• Problem statement:
Reproduce every record below exactly as written, but leave out any pictures.

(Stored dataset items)
** start **
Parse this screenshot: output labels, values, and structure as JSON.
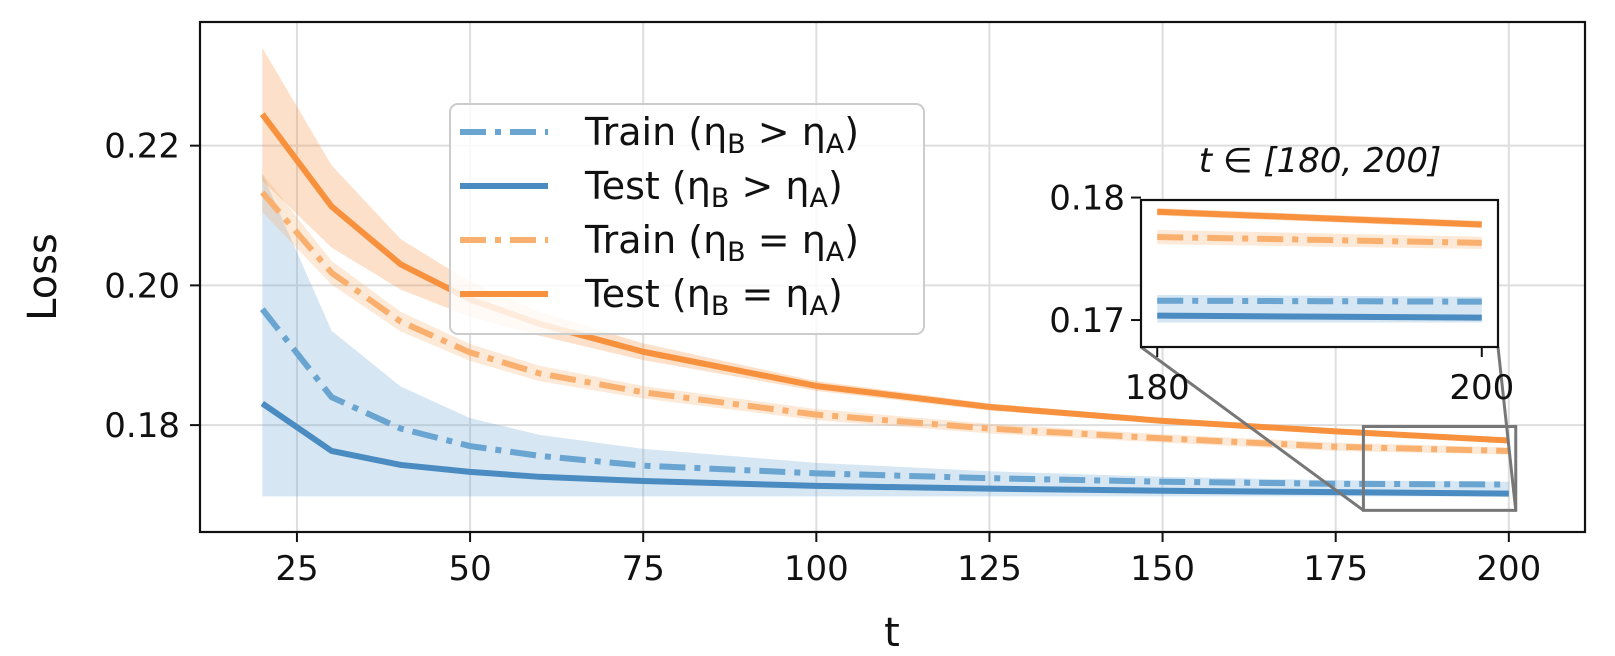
{
  "chart_data": {
    "type": "line",
    "xlabel": "t",
    "ylabel": "Loss",
    "xlim": [
      11,
      211
    ],
    "ylim": [
      0.1647,
      0.2377
    ],
    "x_ticks": [
      25,
      50,
      75,
      100,
      125,
      150,
      175,
      200
    ],
    "x_tick_labels": [
      "25",
      "50",
      "75",
      "100",
      "125",
      "150",
      "175",
      "200"
    ],
    "y_ticks": [
      0.18,
      0.2,
      0.22
    ],
    "y_tick_labels": [
      "0.18",
      "0.20",
      "0.22"
    ],
    "grid": true,
    "legend_position": "upper-center",
    "x": [
      20,
      30,
      40,
      50,
      60,
      75,
      100,
      125,
      150,
      175,
      200
    ],
    "series": [
      {
        "name": "Train (ηB > ηA)",
        "color": "#6aa4d0",
        "linestyle": "dash-dot",
        "values": [
          0.1966,
          0.184,
          0.1795,
          0.177,
          0.1756,
          0.1742,
          0.1731,
          0.1724,
          0.1719,
          0.1716,
          0.1715
        ],
        "band_upper": [
          0.216,
          0.1935,
          0.1855,
          0.181,
          0.1786,
          0.1766,
          0.1746,
          0.1734,
          0.1726,
          0.1721,
          0.1719
        ],
        "band_lower": [
          0.1698,
          0.1698,
          0.1698,
          0.1698,
          0.1698,
          0.1698,
          0.1698,
          0.1698,
          0.1698,
          0.1698,
          0.1698
        ]
      },
      {
        "name": "Test (ηB > ηA)",
        "color": "#4a8bc2",
        "linestyle": "solid",
        "values": [
          0.1831,
          0.1763,
          0.1743,
          0.1733,
          0.1726,
          0.172,
          0.1713,
          0.1709,
          0.1706,
          0.1704,
          0.1702
        ],
        "band_upper": [
          0.1831,
          0.1763,
          0.1743,
          0.1733,
          0.1726,
          0.172,
          0.1713,
          0.1709,
          0.1706,
          0.1704,
          0.1702
        ],
        "band_lower": [
          0.1831,
          0.1763,
          0.1743,
          0.1733,
          0.1726,
          0.172,
          0.1713,
          0.1709,
          0.1706,
          0.1704,
          0.1702
        ]
      },
      {
        "name": "Train (ηB = ηA)",
        "color": "#f9b06e",
        "linestyle": "dash-dot",
        "values": [
          0.2133,
          0.2018,
          0.1948,
          0.1904,
          0.1874,
          0.1847,
          0.1815,
          0.1795,
          0.1781,
          0.1769,
          0.1763
        ],
        "band_upper": [
          0.216,
          0.2035,
          0.1962,
          0.1916,
          0.1885,
          0.1856,
          0.1823,
          0.1802,
          0.1787,
          0.1775,
          0.1768
        ],
        "band_lower": [
          0.2105,
          0.2001,
          0.1934,
          0.1892,
          0.1863,
          0.1838,
          0.1807,
          0.1788,
          0.1775,
          0.1763,
          0.1758
        ]
      },
      {
        "name": "Test (ηB = ηA)",
        "color": "#f7913d",
        "linestyle": "solid",
        "values": [
          0.2245,
          0.2113,
          0.203,
          0.198,
          0.1945,
          0.1905,
          0.1856,
          0.1826,
          0.1806,
          0.1791,
          0.1778
        ],
        "band_upper": [
          0.234,
          0.2172,
          0.2066,
          0.2005,
          0.1962,
          0.1917,
          0.1863,
          0.1831,
          0.181,
          0.1794,
          0.1781
        ],
        "band_lower": [
          0.215,
          0.2054,
          0.1994,
          0.1955,
          0.1928,
          0.1893,
          0.1849,
          0.1821,
          0.1802,
          0.1788,
          0.1775
        ]
      }
    ],
    "legend": [
      {
        "label": "Train (η",
        "sub1": "B",
        "op": " > η",
        "sub2": "A",
        "close": ")"
      },
      {
        "label": "Test (η",
        "sub1": "B",
        "op": " > η",
        "sub2": "A",
        "close": ")"
      },
      {
        "label": "Train (η",
        "sub1": "B",
        "op": " = η",
        "sub2": "A",
        "close": ")"
      },
      {
        "label": "Test (η",
        "sub1": "B",
        "op": " = η",
        "sub2": "A",
        "close": ")"
      }
    ],
    "inset": {
      "title": "t ∈ [180, 200]",
      "xlim": [
        179,
        201
      ],
      "ylim": [
        0.1678,
        0.1798
      ],
      "x_ticks": [
        180,
        200
      ],
      "x_tick_labels": [
        "180",
        "200"
      ],
      "y_ticks": [
        0.17,
        0.18
      ],
      "y_tick_labels": [
        "0.17",
        "0.18"
      ],
      "zoom_region": {
        "x": [
          179,
          201
        ],
        "y": [
          0.1678,
          0.1798
        ]
      }
    }
  }
}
** end **
• Task solution:
Parse this screenshot: output labels, values, and structure as JSON.
{
  "chart_data": {
    "type": "line",
    "xlabel": "t",
    "ylabel": "Loss",
    "xlim": [
      11,
      211
    ],
    "ylim": [
      0.1647,
      0.2377
    ],
    "x_ticks": [
      25,
      50,
      75,
      100,
      125,
      150,
      175,
      200
    ],
    "x_tick_labels": [
      "25",
      "50",
      "75",
      "100",
      "125",
      "150",
      "175",
      "200"
    ],
    "y_ticks": [
      0.18,
      0.2,
      0.22
    ],
    "y_tick_labels": [
      "0.18",
      "0.20",
      "0.22"
    ],
    "grid": true,
    "legend_position": "upper-center",
    "x": [
      20,
      30,
      40,
      50,
      60,
      75,
      100,
      125,
      150,
      175,
      200
    ],
    "series": [
      {
        "name": "Train (ηB > ηA)",
        "color": "#6aa4d0",
        "linestyle": "dash-dot",
        "values": [
          0.1966,
          0.184,
          0.1795,
          0.177,
          0.1756,
          0.1742,
          0.1731,
          0.1724,
          0.1719,
          0.1716,
          0.1715
        ],
        "band_upper": [
          0.216,
          0.1935,
          0.1855,
          0.181,
          0.1786,
          0.1766,
          0.1746,
          0.1734,
          0.1726,
          0.1721,
          0.1719
        ],
        "band_lower": [
          0.1698,
          0.1698,
          0.1698,
          0.1698,
          0.1698,
          0.1698,
          0.1698,
          0.1698,
          0.1698,
          0.1698,
          0.1698
        ]
      },
      {
        "name": "Test (ηB > ηA)",
        "color": "#4a8bc2",
        "linestyle": "solid",
        "values": [
          0.1831,
          0.1763,
          0.1743,
          0.1733,
          0.1726,
          0.172,
          0.1713,
          0.1709,
          0.1706,
          0.1704,
          0.1702
        ],
        "band_upper": [
          0.1831,
          0.1763,
          0.1743,
          0.1733,
          0.1726,
          0.172,
          0.1713,
          0.1709,
          0.1706,
          0.1704,
          0.1702
        ],
        "band_lower": [
          0.1831,
          0.1763,
          0.1743,
          0.1733,
          0.1726,
          0.172,
          0.1713,
          0.1709,
          0.1706,
          0.1704,
          0.1702
        ]
      },
      {
        "name": "Train (ηB = ηA)",
        "color": "#f9b06e",
        "linestyle": "dash-dot",
        "values": [
          0.2133,
          0.2018,
          0.1948,
          0.1904,
          0.1874,
          0.1847,
          0.1815,
          0.1795,
          0.1781,
          0.1769,
          0.1763
        ],
        "band_upper": [
          0.216,
          0.2035,
          0.1962,
          0.1916,
          0.1885,
          0.1856,
          0.1823,
          0.1802,
          0.1787,
          0.1775,
          0.1768
        ],
        "band_lower": [
          0.2105,
          0.2001,
          0.1934,
          0.1892,
          0.1863,
          0.1838,
          0.1807,
          0.1788,
          0.1775,
          0.1763,
          0.1758
        ]
      },
      {
        "name": "Test (ηB = ηA)",
        "color": "#f7913d",
        "linestyle": "solid",
        "values": [
          0.2245,
          0.2113,
          0.203,
          0.198,
          0.1945,
          0.1905,
          0.1856,
          0.1826,
          0.1806,
          0.1791,
          0.1778
        ],
        "band_upper": [
          0.234,
          0.2172,
          0.2066,
          0.2005,
          0.1962,
          0.1917,
          0.1863,
          0.1831,
          0.181,
          0.1794,
          0.1781
        ],
        "band_lower": [
          0.215,
          0.2054,
          0.1994,
          0.1955,
          0.1928,
          0.1893,
          0.1849,
          0.1821,
          0.1802,
          0.1788,
          0.1775
        ]
      }
    ],
    "legend": [
      {
        "label": "Train (η",
        "sub1": "B",
        "op": " > η",
        "sub2": "A",
        "close": ")"
      },
      {
        "label": "Test (η",
        "sub1": "B",
        "op": " > η",
        "sub2": "A",
        "close": ")"
      },
      {
        "label": "Train (η",
        "sub1": "B",
        "op": " = η",
        "sub2": "A",
        "close": ")"
      },
      {
        "label": "Test (η",
        "sub1": "B",
        "op": " = η",
        "sub2": "A",
        "close": ")"
      }
    ],
    "inset": {
      "title": "t ∈ [180, 200]",
      "xlim": [
        179,
        201
      ],
      "ylim": [
        0.1678,
        0.1798
      ],
      "x_ticks": [
        180,
        200
      ],
      "x_tick_labels": [
        "180",
        "200"
      ],
      "y_ticks": [
        0.17,
        0.18
      ],
      "y_tick_labels": [
        "0.17",
        "0.18"
      ],
      "zoom_region": {
        "x": [
          179,
          201
        ],
        "y": [
          0.1678,
          0.1798
        ]
      }
    }
  }
}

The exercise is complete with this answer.